Retype the material in full, keeping every word the same.
•••••
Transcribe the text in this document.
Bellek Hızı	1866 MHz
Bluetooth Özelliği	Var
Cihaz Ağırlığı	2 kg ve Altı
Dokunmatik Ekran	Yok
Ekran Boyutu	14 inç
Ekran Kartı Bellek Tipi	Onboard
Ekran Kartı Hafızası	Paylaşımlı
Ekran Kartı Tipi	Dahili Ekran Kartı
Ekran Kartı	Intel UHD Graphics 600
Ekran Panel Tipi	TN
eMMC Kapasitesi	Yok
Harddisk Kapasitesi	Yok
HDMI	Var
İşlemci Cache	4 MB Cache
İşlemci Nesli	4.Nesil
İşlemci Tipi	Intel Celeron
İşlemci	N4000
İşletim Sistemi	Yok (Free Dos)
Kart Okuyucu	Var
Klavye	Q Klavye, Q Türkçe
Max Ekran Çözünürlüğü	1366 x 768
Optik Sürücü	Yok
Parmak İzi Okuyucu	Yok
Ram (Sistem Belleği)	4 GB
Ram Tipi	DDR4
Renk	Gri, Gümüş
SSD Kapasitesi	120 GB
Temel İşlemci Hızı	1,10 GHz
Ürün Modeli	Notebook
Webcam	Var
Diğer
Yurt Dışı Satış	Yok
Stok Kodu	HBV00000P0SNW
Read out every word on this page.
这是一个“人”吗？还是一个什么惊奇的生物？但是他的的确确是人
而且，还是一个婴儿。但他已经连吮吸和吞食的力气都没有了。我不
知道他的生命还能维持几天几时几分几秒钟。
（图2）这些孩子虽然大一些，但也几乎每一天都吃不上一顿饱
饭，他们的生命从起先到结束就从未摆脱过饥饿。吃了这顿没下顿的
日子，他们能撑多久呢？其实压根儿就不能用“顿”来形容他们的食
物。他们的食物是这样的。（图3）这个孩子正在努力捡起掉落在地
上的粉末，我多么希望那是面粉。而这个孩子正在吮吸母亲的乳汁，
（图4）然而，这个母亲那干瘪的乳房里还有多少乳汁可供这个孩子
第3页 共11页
•••••
Solved exercise:
Transcribe the text in this document.
Bellek Hızı	1866 MHz
Bluetooth Özelliği	Var
Cihaz Ağırlığı	2 kg ve Altı
Dokunmatik Ekran	Yok
Ekran Boyutu	14 inç
Ekran Kartı Bellek Tipi	Onboard
Ekran Kartı Hafızası	Paylaşımlı
Ekran Kartı Tipi	Dahili Ekran Kartı
Ekran Kartı	Intel UHD Graphics 600
Ekran Panel Tipi	TN
eMMC Kapasitesi	Yok
Harddisk Kapasitesi	Yok
HDMI	Var
İşlemci Cache	4 MB Cache
İşlemci Nesli	4.Nesil
İşlemci Tipi	Intel Celeron
İşlemci	N4000
İşletim Sistemi	Yok (Free Dos)
Kart Okuyucu	Var
Klavye	Q Klavye, Q Türkçe
Max Ekran Çözünürlüğü	1366 x 768
Optik Sürücü	Yok
Parmak İzi Okuyucu	Yok
Ram (Sistem Belleği)	4 GB
Ram Tipi	DDR4
Renk	Gri, Gümüş
SSD Kapasitesi	120 GB
Temel İşlemci Hızı	1,10 GHz
Ürün Modeli	Notebook
Webcam	Var
Diğer
Yurt Dışı Satış	Yok
Stok Kodu	HBV00000P0SNW
Read out every word on this page.
这是一个“人”吗？还是一个什么惊奇的生物？但是他的的确确是人
而且，还是一个婴儿。但他已经连吮吸和吞食的力气都没有了。我不
知道他的生命还能维持几天几时几分几秒钟。
（图2）这些孩子虽然大一些，但也几乎每一天都吃不上一顿饱
饭，他们的生命从起先到结束就从未摆脱过饥饿。吃了这顿没下顿的
日子，他们能撑多久呢？其实压根儿就不能用“顿”来形容他们的食
物。他们的食物是这样的。（图3）这个孩子正在努力捡起掉落在地
上的粉末，我多么希望那是面粉。而这个孩子正在吮吸母亲的乳汁，
（图4）然而，这个母亲那干瘪的乳房里还有多少乳汁可供这个孩子
第3页 共11页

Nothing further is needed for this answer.